All entries must be repeated exactly; do not include the pictures.

Task input:
============

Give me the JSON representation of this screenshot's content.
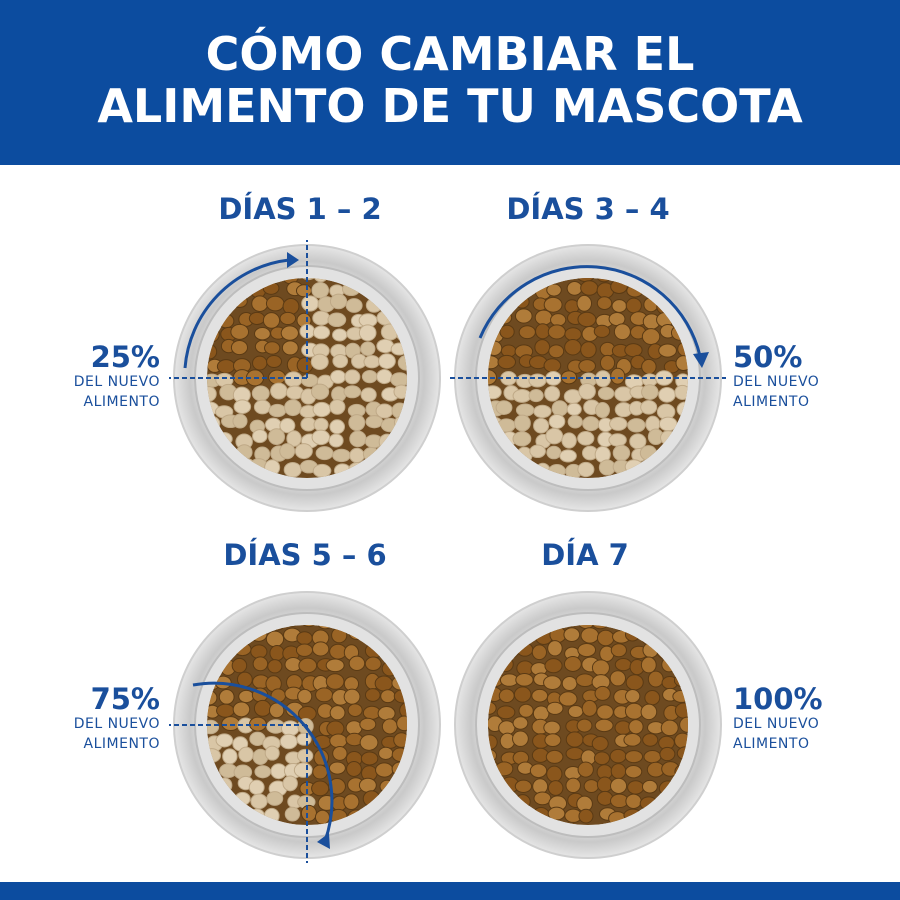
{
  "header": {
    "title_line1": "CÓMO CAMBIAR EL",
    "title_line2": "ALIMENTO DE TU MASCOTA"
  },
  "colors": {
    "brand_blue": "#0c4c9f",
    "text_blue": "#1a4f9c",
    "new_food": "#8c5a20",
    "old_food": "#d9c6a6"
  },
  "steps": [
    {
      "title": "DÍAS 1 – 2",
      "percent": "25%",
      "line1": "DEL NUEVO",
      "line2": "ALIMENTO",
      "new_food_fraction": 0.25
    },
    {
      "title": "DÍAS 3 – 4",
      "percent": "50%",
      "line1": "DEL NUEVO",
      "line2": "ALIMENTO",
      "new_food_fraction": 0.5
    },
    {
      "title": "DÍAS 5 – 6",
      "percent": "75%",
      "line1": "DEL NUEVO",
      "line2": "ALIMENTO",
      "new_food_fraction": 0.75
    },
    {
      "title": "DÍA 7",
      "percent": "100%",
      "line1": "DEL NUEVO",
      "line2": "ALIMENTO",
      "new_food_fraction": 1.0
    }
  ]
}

============

Answer to this exercise:
Give me the JSON representation of this screenshot's content.
{
  "header": {
    "title_line1": "CÓMO CAMBIAR EL",
    "title_line2": "ALIMENTO DE TU MASCOTA"
  },
  "colors": {
    "brand_blue": "#0c4c9f",
    "text_blue": "#1a4f9c",
    "new_food": "#8c5a20",
    "old_food": "#d9c6a6"
  },
  "steps": [
    {
      "title": "DÍAS 1 – 2",
      "percent": "25%",
      "line1": "DEL NUEVO",
      "line2": "ALIMENTO",
      "new_food_fraction": 0.25
    },
    {
      "title": "DÍAS 3 – 4",
      "percent": "50%",
      "line1": "DEL NUEVO",
      "line2": "ALIMENTO",
      "new_food_fraction": 0.5
    },
    {
      "title": "DÍAS 5 – 6",
      "percent": "75%",
      "line1": "DEL NUEVO",
      "line2": "ALIMENTO",
      "new_food_fraction": 0.75
    },
    {
      "title": "DÍA 7",
      "percent": "100%",
      "line1": "DEL NUEVO",
      "line2": "ALIMENTO",
      "new_food_fraction": 1.0
    }
  ]
}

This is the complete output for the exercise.